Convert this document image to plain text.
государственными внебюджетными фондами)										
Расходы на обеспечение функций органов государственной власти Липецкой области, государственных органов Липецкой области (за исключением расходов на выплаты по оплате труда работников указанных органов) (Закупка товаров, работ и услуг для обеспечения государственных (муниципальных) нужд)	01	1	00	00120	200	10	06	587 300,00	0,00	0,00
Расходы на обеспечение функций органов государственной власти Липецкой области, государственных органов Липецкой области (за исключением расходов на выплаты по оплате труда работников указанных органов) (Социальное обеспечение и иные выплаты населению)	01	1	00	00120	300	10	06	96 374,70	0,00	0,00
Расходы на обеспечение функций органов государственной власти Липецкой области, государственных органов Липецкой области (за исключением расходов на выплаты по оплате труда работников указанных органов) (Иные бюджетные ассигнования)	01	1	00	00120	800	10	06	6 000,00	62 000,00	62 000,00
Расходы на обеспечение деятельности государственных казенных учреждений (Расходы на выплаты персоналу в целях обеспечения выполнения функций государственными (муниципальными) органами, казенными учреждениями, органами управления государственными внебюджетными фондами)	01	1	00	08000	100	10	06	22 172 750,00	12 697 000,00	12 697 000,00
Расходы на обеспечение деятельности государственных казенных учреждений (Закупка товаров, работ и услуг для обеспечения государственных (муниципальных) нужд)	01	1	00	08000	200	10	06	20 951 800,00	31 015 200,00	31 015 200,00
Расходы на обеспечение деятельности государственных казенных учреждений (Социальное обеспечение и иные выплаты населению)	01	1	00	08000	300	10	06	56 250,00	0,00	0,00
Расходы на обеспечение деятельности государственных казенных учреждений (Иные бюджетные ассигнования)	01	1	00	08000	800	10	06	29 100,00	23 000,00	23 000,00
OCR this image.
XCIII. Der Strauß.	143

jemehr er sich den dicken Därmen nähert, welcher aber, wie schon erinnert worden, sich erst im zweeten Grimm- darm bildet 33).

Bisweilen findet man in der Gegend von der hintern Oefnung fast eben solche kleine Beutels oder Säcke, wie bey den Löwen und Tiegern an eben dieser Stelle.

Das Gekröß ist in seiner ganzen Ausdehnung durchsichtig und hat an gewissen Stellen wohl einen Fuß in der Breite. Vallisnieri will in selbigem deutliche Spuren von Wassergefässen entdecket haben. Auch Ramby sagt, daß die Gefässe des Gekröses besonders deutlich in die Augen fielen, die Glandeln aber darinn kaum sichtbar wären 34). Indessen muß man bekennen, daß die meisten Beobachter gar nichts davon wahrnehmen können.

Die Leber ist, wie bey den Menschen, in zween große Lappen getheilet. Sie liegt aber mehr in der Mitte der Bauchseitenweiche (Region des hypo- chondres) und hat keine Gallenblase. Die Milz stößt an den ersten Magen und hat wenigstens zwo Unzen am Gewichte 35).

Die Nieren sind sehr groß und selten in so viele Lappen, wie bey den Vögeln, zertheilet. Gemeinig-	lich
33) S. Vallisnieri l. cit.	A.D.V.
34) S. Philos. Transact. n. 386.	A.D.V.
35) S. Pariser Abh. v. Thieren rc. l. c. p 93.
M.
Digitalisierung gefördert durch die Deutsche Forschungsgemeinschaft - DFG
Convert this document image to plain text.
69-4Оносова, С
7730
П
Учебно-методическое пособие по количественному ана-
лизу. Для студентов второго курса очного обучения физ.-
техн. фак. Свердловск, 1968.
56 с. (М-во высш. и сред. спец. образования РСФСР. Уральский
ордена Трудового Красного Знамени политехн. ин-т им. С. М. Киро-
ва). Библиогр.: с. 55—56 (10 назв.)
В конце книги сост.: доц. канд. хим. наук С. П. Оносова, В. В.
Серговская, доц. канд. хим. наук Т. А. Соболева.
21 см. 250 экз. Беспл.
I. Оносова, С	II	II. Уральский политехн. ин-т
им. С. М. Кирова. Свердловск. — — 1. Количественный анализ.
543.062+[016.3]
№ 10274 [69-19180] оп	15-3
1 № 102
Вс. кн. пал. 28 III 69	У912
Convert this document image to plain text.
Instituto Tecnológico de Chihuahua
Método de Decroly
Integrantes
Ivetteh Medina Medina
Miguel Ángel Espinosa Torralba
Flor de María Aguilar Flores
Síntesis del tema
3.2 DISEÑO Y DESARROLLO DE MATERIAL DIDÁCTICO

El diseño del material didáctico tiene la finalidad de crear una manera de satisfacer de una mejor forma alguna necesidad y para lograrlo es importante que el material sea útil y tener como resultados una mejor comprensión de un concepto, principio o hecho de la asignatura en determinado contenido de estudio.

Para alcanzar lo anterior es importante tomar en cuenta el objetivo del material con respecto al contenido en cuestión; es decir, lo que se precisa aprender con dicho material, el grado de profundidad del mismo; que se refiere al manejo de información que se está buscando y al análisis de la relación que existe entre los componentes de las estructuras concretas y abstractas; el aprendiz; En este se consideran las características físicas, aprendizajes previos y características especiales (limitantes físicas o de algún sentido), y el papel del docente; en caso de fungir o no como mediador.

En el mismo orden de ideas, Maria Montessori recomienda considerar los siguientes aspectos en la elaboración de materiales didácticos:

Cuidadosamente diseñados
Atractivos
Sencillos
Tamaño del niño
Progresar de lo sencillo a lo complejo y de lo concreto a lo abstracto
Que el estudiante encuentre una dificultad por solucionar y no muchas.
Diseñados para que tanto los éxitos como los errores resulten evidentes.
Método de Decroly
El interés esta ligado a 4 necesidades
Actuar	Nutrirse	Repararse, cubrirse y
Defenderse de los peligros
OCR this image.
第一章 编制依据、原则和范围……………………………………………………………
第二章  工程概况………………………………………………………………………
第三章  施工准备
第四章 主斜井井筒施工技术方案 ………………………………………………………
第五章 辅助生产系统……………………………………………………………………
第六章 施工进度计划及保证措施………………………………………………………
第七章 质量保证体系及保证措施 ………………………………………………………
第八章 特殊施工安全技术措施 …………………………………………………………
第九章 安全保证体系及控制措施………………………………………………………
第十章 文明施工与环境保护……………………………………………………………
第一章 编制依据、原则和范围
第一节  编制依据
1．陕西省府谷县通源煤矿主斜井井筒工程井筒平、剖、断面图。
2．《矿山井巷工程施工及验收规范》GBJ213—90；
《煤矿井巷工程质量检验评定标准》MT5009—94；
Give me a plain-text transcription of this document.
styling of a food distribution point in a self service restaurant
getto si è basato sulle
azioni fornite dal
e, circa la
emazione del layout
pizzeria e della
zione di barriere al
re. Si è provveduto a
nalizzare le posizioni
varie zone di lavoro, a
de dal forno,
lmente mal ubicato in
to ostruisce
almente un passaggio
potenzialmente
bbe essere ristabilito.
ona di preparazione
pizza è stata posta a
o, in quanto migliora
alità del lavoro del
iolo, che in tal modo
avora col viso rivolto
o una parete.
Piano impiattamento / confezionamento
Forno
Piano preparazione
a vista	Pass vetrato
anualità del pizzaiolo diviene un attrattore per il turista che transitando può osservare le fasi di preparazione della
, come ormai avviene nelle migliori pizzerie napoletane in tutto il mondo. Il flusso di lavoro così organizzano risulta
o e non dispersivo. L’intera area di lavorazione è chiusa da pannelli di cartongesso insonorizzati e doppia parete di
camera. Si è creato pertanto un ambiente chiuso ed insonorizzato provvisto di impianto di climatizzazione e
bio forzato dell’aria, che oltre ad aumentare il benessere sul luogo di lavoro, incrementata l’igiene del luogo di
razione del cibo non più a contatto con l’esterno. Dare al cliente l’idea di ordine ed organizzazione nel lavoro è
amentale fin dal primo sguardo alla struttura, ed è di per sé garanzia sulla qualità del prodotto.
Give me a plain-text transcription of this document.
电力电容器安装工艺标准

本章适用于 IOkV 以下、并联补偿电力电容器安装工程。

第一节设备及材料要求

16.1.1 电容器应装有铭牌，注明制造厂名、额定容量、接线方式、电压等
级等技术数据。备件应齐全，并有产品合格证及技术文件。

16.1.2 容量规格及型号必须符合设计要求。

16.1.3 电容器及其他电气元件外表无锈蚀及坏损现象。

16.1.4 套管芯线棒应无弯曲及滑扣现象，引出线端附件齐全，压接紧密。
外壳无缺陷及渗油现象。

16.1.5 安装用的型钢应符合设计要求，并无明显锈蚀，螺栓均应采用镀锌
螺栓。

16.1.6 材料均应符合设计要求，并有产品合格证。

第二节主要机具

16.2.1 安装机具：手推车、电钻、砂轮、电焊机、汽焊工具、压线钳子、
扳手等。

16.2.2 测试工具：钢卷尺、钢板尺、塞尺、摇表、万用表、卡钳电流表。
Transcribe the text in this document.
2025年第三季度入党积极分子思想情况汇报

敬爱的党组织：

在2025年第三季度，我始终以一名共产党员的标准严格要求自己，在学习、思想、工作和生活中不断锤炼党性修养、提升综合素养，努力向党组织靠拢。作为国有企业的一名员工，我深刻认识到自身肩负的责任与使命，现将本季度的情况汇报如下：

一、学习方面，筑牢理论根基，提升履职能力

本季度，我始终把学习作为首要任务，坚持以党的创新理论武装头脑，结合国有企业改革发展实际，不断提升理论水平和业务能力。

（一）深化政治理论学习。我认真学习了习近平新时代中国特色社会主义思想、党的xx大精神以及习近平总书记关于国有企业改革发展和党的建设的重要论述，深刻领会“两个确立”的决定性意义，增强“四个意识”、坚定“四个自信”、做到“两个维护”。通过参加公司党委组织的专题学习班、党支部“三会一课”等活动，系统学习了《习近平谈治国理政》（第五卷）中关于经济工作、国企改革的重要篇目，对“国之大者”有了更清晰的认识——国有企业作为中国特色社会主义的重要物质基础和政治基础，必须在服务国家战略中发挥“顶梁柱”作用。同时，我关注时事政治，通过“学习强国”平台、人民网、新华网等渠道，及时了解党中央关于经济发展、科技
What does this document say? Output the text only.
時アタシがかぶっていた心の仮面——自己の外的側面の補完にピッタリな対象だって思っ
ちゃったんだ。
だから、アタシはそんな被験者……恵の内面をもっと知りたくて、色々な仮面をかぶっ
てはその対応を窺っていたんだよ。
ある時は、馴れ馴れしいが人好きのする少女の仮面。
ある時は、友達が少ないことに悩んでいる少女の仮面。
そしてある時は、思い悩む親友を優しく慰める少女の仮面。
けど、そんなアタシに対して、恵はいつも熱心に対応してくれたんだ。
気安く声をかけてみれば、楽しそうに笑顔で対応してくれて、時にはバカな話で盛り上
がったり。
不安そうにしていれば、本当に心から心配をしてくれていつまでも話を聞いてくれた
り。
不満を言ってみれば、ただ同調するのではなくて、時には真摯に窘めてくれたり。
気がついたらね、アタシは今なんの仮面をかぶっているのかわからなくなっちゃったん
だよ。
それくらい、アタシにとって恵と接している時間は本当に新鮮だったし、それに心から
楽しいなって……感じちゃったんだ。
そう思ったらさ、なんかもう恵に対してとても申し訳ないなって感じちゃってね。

-*-*-

* **TASK INSTRUCTIONS**
Copy each line from the data above that includes "нужд".

* **RESPONSE TO THIS EXERCISE**
Расходы на обеспечение функций органов государственной власти Липецкой области, государственных органов Липецкой области (за исключением расходов на выплаты по оплате труда работников указанных органов) (Закупка товаров, работ и услуг для обеспечения государственных (муниципальных) нужд)	01	1	00	00120	200	10	06	587 300,00	0,00	0,00
Расходы на обеспечение деятельности государственных казенных учреждений (Закупка товаров, работ и услуг для обеспечения государственных (муниципальных) нужд)	01	1	00	08000	200	10	06	20 951 800,00	31 015 200,00	31 015 200,00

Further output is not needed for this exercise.